Pictures do not belong in the copy, so please give every entry below again exactly.

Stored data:
---+---

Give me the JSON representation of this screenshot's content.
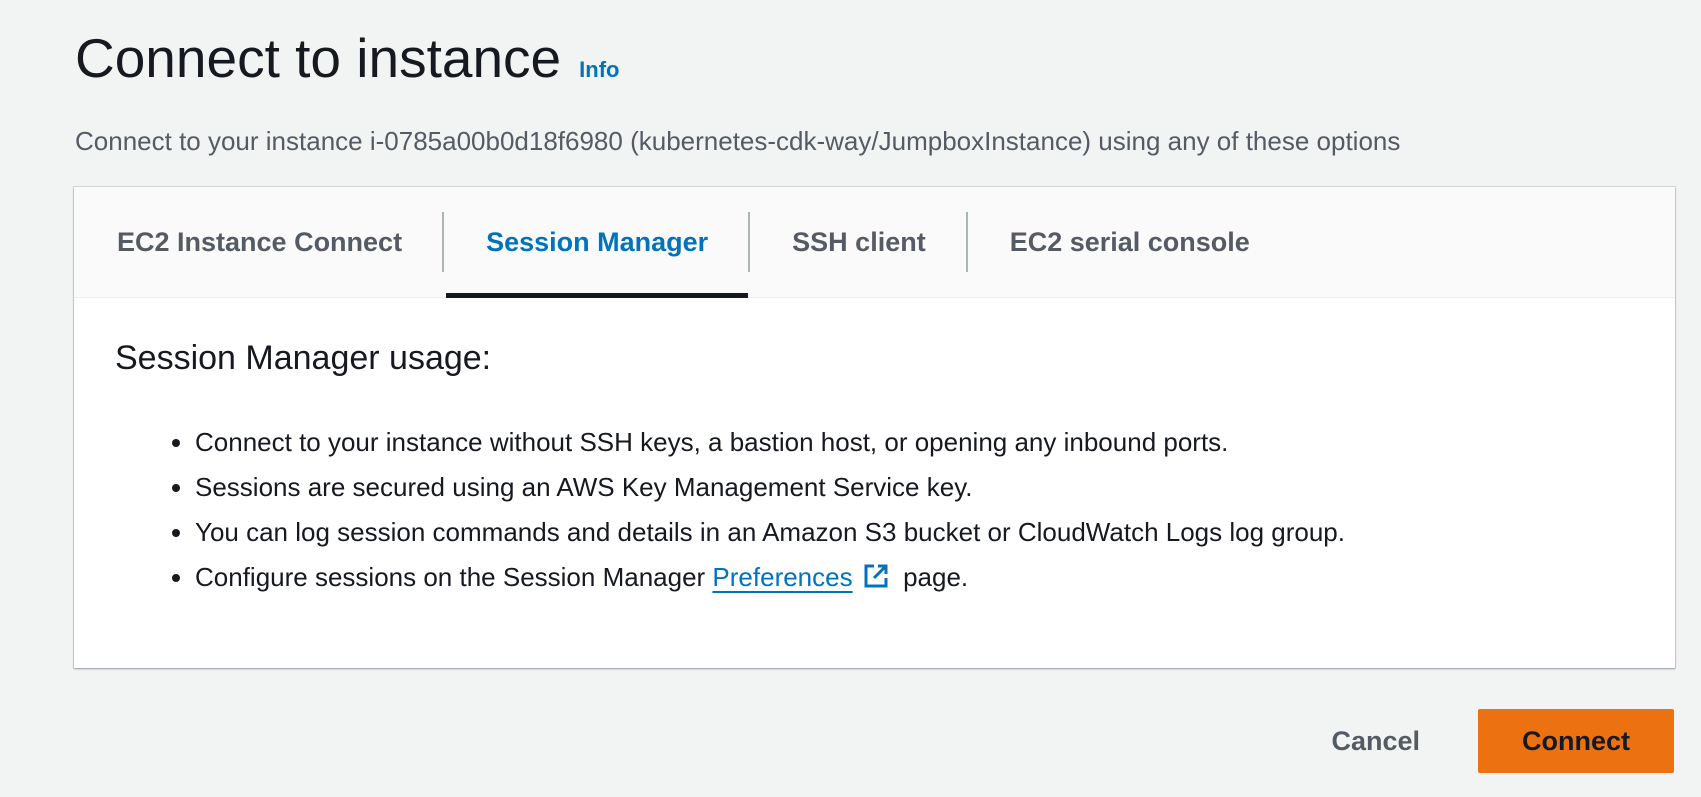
{
  "header": {
    "title": "Connect to instance",
    "info_label": "Info",
    "subtitle": "Connect to your instance i-0785a00b0d18f6980 (kubernetes-cdk-way/JumpboxInstance) using any of these options"
  },
  "tabs": [
    {
      "label": "EC2 Instance Connect",
      "active": false
    },
    {
      "label": "Session Manager",
      "active": true
    },
    {
      "label": "SSH client",
      "active": false
    },
    {
      "label": "EC2 serial console",
      "active": false
    }
  ],
  "content": {
    "heading": "Session Manager usage:",
    "bullets": [
      "Connect to your instance without SSH keys, a bastion host, or opening any inbound ports.",
      "Sessions are secured using an AWS Key Management Service key.",
      "You can log session commands and details in an Amazon S3 bucket or CloudWatch Logs log group."
    ],
    "last_bullet": {
      "prefix": "Configure sessions on the Session Manager",
      "link_label": "Preferences",
      "link_icon": "external-link-icon",
      "suffix": "page."
    }
  },
  "footer": {
    "cancel_label": "Cancel",
    "connect_label": "Connect"
  },
  "colors": {
    "accent": "#0073bb",
    "primary_button": "#ec7211",
    "background": "#f2f3f3"
  }
}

---+---

_The reply_
Give me the JSON representation of this screenshot's content.
{
  "header": {
    "title": "Connect to instance",
    "info_label": "Info",
    "subtitle": "Connect to your instance i-0785a00b0d18f6980 (kubernetes-cdk-way/JumpboxInstance) using any of these options"
  },
  "tabs": [
    {
      "label": "EC2 Instance Connect",
      "active": false
    },
    {
      "label": "Session Manager",
      "active": true
    },
    {
      "label": "SSH client",
      "active": false
    },
    {
      "label": "EC2 serial console",
      "active": false
    }
  ],
  "content": {
    "heading": "Session Manager usage:",
    "bullets": [
      "Connect to your instance without SSH keys, a bastion host, or opening any inbound ports.",
      "Sessions are secured using an AWS Key Management Service key.",
      "You can log session commands and details in an Amazon S3 bucket or CloudWatch Logs log group."
    ],
    "last_bullet": {
      "prefix": "Configure sessions on the Session Manager",
      "link_label": "Preferences",
      "link_icon": "external-link-icon",
      "suffix": "page."
    }
  },
  "footer": {
    "cancel_label": "Cancel",
    "connect_label": "Connect"
  },
  "colors": {
    "accent": "#0073bb",
    "primary_button": "#ec7211",
    "background": "#f2f3f3"
  }
}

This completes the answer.